Copy every entry precisely.
══════════════════════════════
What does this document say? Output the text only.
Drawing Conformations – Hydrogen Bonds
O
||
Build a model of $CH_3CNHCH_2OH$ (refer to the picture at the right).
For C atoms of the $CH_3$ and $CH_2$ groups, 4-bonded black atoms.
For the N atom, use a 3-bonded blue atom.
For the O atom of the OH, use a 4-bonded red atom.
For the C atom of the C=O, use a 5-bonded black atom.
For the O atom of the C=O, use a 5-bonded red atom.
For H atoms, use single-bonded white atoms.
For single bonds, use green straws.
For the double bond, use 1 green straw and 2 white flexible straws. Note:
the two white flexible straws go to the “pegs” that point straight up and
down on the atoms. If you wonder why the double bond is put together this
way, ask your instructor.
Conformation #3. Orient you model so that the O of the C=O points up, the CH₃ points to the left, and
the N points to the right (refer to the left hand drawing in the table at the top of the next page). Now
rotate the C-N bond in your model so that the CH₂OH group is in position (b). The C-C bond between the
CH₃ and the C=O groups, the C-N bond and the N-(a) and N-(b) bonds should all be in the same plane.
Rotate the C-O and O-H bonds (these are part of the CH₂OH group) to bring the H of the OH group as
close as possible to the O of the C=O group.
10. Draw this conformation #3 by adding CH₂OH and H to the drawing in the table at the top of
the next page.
══════════════════════════════
* Task result:
What does this document say? Output the text only.
Drawing Conformations – Hydrogen Bonds
O
||
Build a model of $CH_3CNHCH_2OH$ (refer to the picture at the right).
For C atoms of the $CH_3$ and $CH_2$ groups, 4-bonded black atoms.
For the N atom, use a 3-bonded blue atom.
For the O atom of the OH, use a 4-bonded red atom.
For the C atom of the C=O, use a 5-bonded black atom.
For the O atom of the C=O, use a 5-bonded red atom.
For H atoms, use single-bonded white atoms.
For single bonds, use green straws.
For the double bond, use 1 green straw and 2 white flexible straws. Note:
the two white flexible straws go to the “pegs” that point straight up and
down on the atoms. If you wonder why the double bond is put together this
way, ask your instructor.
Conformation #3. Orient you model so that the O of the C=O points up, the CH₃ points to the left, and
the N points to the right (refer to the left hand drawing in the table at the top of the next page). Now
rotate the C-N bond in your model so that the CH₂OH group is in position (b). The C-C bond between the
CH₃ and the C=O groups, the C-N bond and the N-(a) and N-(b) bonds should all be in the same plane.
Rotate the C-O and O-H bonds (these are part of the CH₂OH group) to bring the H of the OH group as
close as possible to the O of the C=O group.
10. Draw this conformation #3 by adding CH₂OH and H to the drawing in the table at the top of
the next page.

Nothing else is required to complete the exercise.